Requirement >> Collect every line that includes the string "then".

Dataset records:
* * *

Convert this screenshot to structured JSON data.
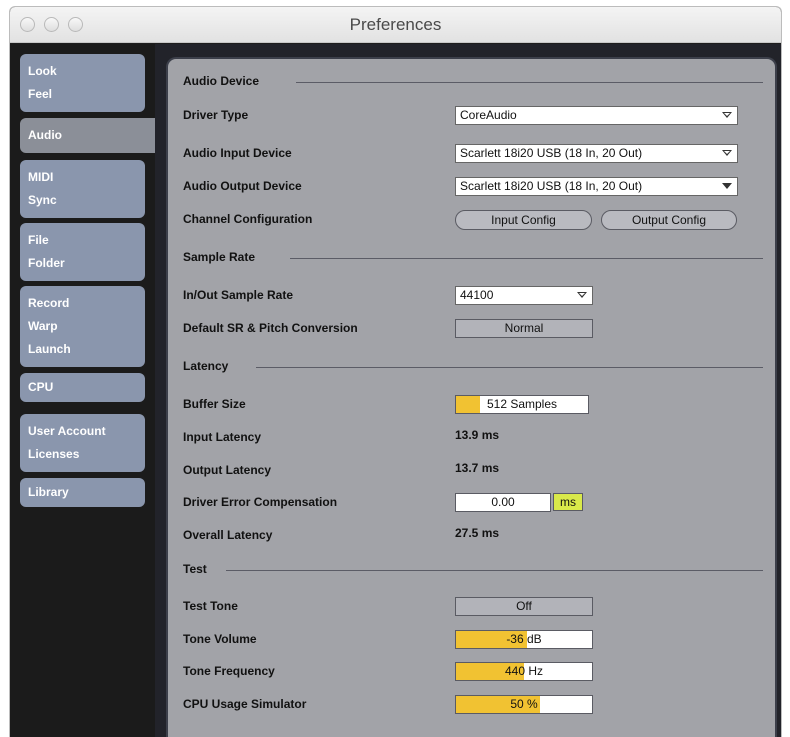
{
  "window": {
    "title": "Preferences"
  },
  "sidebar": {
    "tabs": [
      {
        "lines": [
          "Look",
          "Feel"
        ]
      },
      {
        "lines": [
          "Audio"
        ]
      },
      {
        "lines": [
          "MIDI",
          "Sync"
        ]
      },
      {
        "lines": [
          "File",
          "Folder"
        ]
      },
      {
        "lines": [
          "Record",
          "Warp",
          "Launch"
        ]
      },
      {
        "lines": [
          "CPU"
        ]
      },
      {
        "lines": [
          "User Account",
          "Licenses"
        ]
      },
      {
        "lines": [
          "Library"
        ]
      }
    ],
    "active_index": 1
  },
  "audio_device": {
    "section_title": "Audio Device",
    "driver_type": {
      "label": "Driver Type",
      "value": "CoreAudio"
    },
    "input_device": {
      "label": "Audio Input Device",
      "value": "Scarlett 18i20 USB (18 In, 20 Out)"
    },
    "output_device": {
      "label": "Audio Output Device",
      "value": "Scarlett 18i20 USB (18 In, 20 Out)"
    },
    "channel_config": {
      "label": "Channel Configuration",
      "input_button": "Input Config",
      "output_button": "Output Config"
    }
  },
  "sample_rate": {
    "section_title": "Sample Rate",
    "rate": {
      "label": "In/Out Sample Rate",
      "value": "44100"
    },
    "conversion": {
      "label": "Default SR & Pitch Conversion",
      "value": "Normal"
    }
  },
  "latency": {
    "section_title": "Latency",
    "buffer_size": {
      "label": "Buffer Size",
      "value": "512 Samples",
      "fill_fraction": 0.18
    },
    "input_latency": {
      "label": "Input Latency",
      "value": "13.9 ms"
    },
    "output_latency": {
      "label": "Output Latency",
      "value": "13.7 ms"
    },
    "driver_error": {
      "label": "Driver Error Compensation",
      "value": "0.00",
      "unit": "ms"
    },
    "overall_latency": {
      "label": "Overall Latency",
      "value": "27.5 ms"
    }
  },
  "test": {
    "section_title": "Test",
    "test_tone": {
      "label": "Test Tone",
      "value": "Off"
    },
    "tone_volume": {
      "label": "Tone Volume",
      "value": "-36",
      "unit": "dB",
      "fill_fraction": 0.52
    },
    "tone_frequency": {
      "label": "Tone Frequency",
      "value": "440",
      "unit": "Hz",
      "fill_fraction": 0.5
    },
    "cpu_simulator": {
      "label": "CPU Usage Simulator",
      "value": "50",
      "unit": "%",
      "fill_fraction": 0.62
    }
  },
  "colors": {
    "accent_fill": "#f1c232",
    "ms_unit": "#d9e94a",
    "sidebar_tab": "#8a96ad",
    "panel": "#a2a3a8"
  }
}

* * *

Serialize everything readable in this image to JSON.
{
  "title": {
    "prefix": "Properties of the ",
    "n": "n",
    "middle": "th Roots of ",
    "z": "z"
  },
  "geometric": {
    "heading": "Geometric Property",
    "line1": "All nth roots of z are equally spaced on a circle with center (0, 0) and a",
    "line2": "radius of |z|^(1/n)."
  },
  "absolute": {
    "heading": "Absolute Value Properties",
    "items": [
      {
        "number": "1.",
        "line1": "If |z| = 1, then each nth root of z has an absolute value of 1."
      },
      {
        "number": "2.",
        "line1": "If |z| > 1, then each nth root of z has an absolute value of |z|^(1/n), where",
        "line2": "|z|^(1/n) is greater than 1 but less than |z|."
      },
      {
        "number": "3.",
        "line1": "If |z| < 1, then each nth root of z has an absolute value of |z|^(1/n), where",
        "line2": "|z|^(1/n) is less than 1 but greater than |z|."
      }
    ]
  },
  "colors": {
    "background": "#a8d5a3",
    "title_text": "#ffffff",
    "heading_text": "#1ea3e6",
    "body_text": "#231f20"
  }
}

* * *

Final answer >>
        "line1": "If |z| = 1, then each nth root of z has an absolute value of 1."
        "line1": "If |z| > 1, then each nth root of z has an absolute value of |z|^(1/n), where",
        "line1": "If |z| < 1, then each nth root of z has an absolute value of |z|^(1/n), where",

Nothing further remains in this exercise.